* **Problem**
Select every line containing the word "самого" from the material, and copy those lines.

====== Input data

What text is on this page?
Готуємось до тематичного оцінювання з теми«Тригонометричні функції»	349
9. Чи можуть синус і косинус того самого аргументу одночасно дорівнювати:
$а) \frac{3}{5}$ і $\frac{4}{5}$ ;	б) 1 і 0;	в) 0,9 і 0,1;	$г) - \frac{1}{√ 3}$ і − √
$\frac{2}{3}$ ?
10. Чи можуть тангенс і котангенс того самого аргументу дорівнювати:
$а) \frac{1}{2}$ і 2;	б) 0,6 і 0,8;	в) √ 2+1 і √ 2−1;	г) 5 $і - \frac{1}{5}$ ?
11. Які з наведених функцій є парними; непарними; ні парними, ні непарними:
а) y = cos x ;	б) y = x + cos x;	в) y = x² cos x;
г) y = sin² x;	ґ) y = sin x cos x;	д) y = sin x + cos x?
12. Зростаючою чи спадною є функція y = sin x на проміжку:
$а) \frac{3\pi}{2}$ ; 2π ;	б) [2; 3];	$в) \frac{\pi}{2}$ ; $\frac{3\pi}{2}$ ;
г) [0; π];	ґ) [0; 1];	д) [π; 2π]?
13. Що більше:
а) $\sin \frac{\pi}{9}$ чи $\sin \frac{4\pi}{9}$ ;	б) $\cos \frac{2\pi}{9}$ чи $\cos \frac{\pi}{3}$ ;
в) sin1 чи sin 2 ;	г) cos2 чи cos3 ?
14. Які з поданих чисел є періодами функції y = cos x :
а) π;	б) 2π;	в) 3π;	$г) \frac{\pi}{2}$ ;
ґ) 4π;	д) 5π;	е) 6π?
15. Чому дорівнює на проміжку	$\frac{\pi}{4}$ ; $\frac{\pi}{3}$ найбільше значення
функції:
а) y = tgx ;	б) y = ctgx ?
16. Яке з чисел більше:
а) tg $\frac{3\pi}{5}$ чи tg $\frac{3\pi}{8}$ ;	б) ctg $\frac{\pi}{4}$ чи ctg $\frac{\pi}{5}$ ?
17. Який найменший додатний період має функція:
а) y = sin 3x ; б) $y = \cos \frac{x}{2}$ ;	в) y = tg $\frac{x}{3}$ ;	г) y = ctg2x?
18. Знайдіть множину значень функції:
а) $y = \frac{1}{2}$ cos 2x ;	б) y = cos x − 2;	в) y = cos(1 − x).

============
====== Input data

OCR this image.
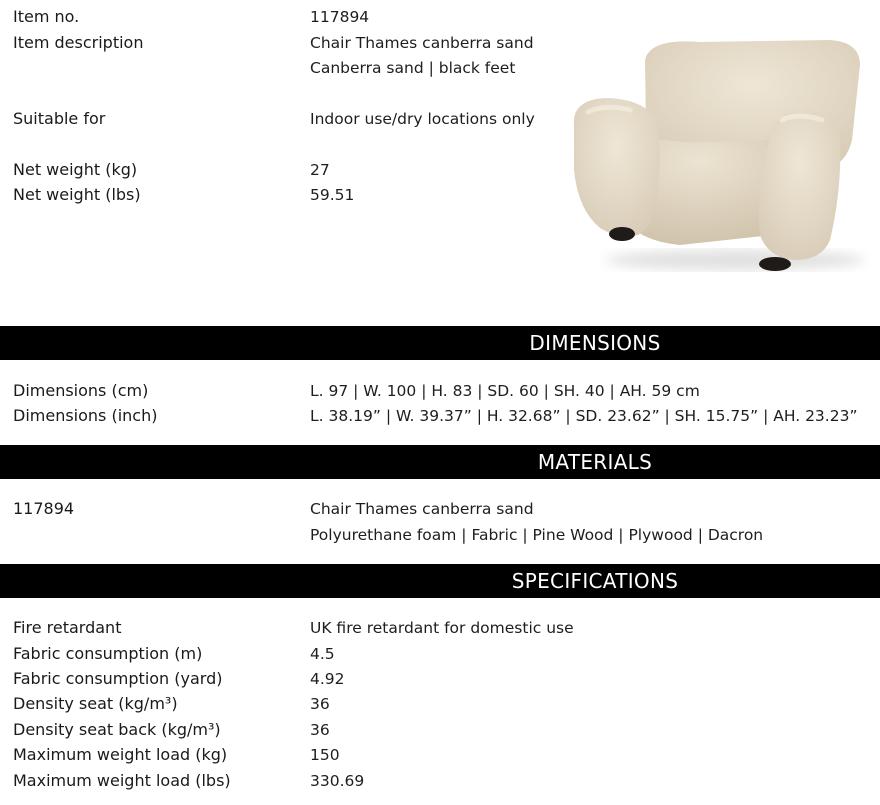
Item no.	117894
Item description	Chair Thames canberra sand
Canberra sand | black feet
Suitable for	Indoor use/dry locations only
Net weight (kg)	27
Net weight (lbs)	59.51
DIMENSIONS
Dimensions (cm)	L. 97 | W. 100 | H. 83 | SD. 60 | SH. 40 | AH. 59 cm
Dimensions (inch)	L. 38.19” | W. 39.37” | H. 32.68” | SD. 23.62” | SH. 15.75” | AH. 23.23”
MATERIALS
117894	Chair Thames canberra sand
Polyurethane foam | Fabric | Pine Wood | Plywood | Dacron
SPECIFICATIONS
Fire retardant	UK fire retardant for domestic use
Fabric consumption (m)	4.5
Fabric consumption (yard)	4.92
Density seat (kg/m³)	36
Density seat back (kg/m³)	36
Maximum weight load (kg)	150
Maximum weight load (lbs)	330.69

============

* **Response to this task**
9. Чи можуть синус і косинус того самого аргументу одночасно дорівнювати:
10. Чи можуть тангенс і котангенс того самого аргументу дорівнювати:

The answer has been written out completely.